__EXERCISE DETAILS__. Copy out the listing that follows exactly, dropping every picture.

─── DATA PROVIDED ───

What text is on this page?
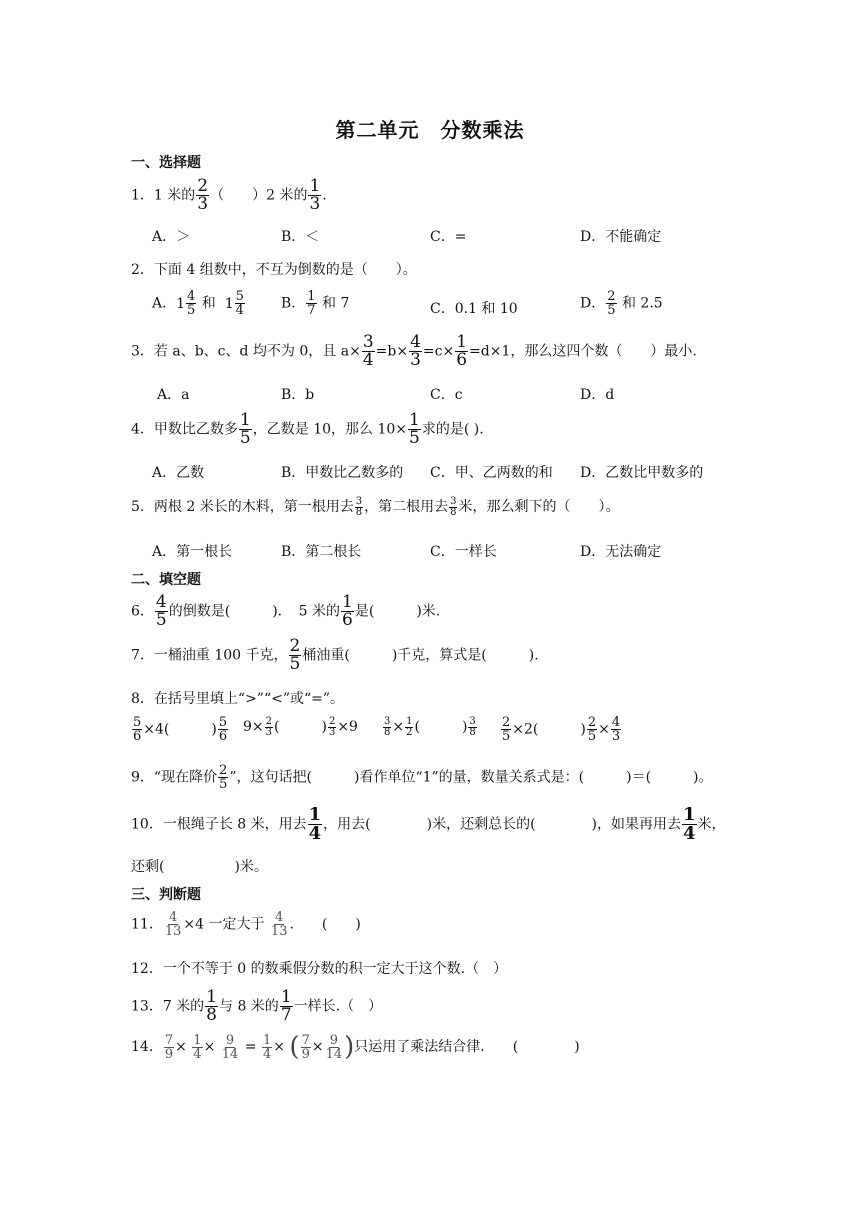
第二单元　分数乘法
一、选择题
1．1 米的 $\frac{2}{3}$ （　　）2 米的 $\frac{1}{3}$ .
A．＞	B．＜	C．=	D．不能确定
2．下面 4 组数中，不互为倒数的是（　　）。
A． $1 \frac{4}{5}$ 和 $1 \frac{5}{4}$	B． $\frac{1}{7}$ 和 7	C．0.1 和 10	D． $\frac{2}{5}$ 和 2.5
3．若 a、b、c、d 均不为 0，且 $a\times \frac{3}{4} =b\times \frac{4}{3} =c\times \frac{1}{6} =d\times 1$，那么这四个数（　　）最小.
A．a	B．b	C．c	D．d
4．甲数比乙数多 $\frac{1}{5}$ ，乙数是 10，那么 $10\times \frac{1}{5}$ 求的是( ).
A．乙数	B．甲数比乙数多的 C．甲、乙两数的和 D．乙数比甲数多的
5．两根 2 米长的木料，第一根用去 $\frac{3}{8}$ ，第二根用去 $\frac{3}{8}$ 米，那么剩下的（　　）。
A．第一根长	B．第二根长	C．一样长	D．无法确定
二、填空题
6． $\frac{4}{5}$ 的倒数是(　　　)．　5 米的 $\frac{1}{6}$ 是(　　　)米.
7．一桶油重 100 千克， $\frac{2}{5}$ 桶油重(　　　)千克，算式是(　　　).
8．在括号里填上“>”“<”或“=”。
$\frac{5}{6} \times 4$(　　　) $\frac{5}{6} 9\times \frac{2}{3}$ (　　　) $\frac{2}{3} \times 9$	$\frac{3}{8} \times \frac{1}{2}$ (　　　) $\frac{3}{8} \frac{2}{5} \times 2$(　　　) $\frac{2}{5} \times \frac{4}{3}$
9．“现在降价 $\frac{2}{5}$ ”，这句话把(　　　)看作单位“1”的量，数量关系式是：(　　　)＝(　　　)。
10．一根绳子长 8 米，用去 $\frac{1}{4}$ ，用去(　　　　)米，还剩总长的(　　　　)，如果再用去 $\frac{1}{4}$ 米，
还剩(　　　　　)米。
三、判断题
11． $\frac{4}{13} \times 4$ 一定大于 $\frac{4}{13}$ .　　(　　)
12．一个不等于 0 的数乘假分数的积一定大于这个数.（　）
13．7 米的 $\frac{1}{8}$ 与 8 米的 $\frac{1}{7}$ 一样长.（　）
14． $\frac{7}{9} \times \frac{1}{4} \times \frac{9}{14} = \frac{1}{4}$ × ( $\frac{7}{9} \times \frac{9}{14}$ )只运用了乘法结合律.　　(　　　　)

───

__EXERCISE RESULT__.
What text is on this page?
第二单元　分数乘法
一、选择题
1．1 米的 $\frac{2}{3}$ （　　）2 米的 $\frac{1}{3}$ .
A．＞	B．＜	C．=	D．不能确定
2．下面 4 组数中，不互为倒数的是（　　）。
A． $1 \frac{4}{5}$ 和 $1 \frac{5}{4}$	B． $\frac{1}{7}$ 和 7	C．0.1 和 10	D． $\frac{2}{5}$ 和 2.5
3．若 a、b、c、d 均不为 0，且 $a\times \frac{3}{4} =b\times \frac{4}{3} =c\times \frac{1}{6} =d\times 1$，那么这四个数（　　）最小.
A．a	B．b	C．c	D．d
4．甲数比乙数多 $\frac{1}{5}$ ，乙数是 10，那么 $10\times \frac{1}{5}$ 求的是( ).
A．乙数	B．甲数比乙数多的 C．甲、乙两数的和 D．乙数比甲数多的
5．两根 2 米长的木料，第一根用去 $\frac{3}{8}$ ，第二根用去 $\frac{3}{8}$ 米，那么剩下的（　　）。
A．第一根长	B．第二根长	C．一样长	D．无法确定
二、填空题
6． $\frac{4}{5}$ 的倒数是(　　　)．　5 米的 $\frac{1}{6}$ 是(　　　)米.
7．一桶油重 100 千克， $\frac{2}{5}$ 桶油重(　　　)千克，算式是(　　　).
8．在括号里填上“>”“<”或“=”。
$\frac{5}{6} \times 4$(　　　) $\frac{5}{6} 9\times \frac{2}{3}$ (　　　) $\frac{2}{3} \times 9$	$\frac{3}{8} \times \frac{1}{2}$ (　　　) $\frac{3}{8} \frac{2}{5} \times 2$(　　　) $\frac{2}{5} \times \frac{4}{3}$
9．“现在降价 $\frac{2}{5}$ ”，这句话把(　　　)看作单位“1”的量，数量关系式是：(　　　)＝(　　　)。
10．一根绳子长 8 米，用去 $\frac{1}{4}$ ，用去(　　　　)米，还剩总长的(　　　　)，如果再用去 $\frac{1}{4}$ 米，
还剩(　　　　　)米。
三、判断题
11． $\frac{4}{13} \times 4$ 一定大于 $\frac{4}{13}$ .　　(　　)
12．一个不等于 0 的数乘假分数的积一定大于这个数.（　）
13．7 米的 $\frac{1}{8}$ 与 8 米的 $\frac{1}{7}$ 一样长.（　）
14． $\frac{7}{9} \times \frac{1}{4} \times \frac{9}{14} = \frac{1}{4}$ × ( $\frac{7}{9} \times \frac{9}{14}$ )只运用了乘法结合律.　　(　　　　)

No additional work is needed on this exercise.